WHAT IS BEING ASKED -> Don't copy the pictures; return every other part of the records exactly.

__________________________________________________

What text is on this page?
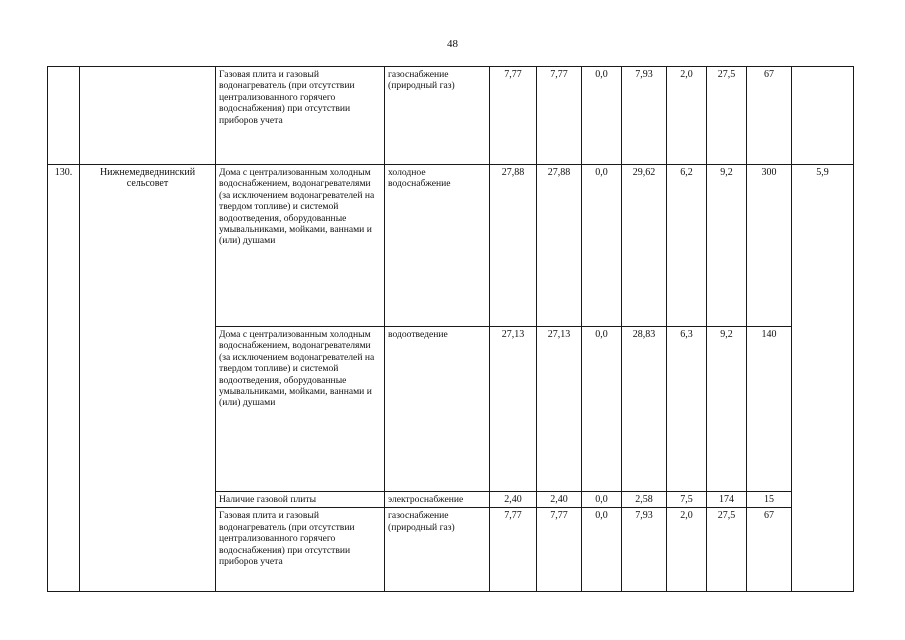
48
		Газовая плита и газовый водонагреватель (при отсутствии централизованного горячего водоснабжения) при отсутствии приборов учета	газоснабжение (природный газ)	7,77	7,77	0,0	7,93	2,0	27,5	67	
130.	Нижнемедведнинский сельсовет	Дома с централизованным холодным водоснабжением, водонагревателями (за исключением водонагревателей на твердом топливе) и системой водоотведения, оборудованные умывальниками, мойками, ваннами и (или) душами	холодное водоснабжение	27,88	27,88	0,0	29,62	6,2	9,2	300	5,9
		Дома с централизованным холодным водоснабжением, водонагревателями (за исключением водонагревателей на твердом топливе) и системой водоотведения, оборудованные умывальниками, мойками, ваннами и (или) душами	водоотведение	27,13	27,13	0,0	28,83	6,3	9,2	140	
		Наличие газовой плиты	электроснабжение	2,40	2,40	0,0	2,58	7,5	174	15	
		Газовая плита и газовый водонагреватель (при отсутствии централизованного горячего водоснабжения) при отсутствии приборов учета	газоснабжение (природный газ)	7,77	7,77	0,0	7,93	2,0	27,5	67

__________________________________________________

TASK RESULT ->
What text is on this page?
48
		Газовая плита и газовый водонагреватель (при отсутствии централизованного горячего водоснабжения) при отсутствии приборов учета	газоснабжение (природный газ)	7,77	7,77	0,0	7,93	2,0	27,5	67	
130.	Нижнемедведнинский сельсовет	Дома с централизованным холодным водоснабжением, водонагревателями (за исключением водонагревателей на твердом топливе) и системой водоотведения, оборудованные умывальниками, мойками, ваннами и (или) душами	холодное водоснабжение	27,88	27,88	0,0	29,62	6,2	9,2	300	5,9
		Дома с централизованным холодным водоснабжением, водонагревателями (за исключением водонагревателей на твердом топливе) и системой водоотведения, оборудованные умывальниками, мойками, ваннами и (или) душами	водоотведение	27,13	27,13	0,0	28,83	6,3	9,2	140	
		Наличие газовой плиты	электроснабжение	2,40	2,40	0,0	2,58	7,5	174	15	
		Газовая плита и газовый водонагреватель (при отсутствии централизованного горячего водоснабжения) при отсутствии приборов учета	газоснабжение (природный газ)	7,77	7,77	0,0	7,93	2,0	27,5	67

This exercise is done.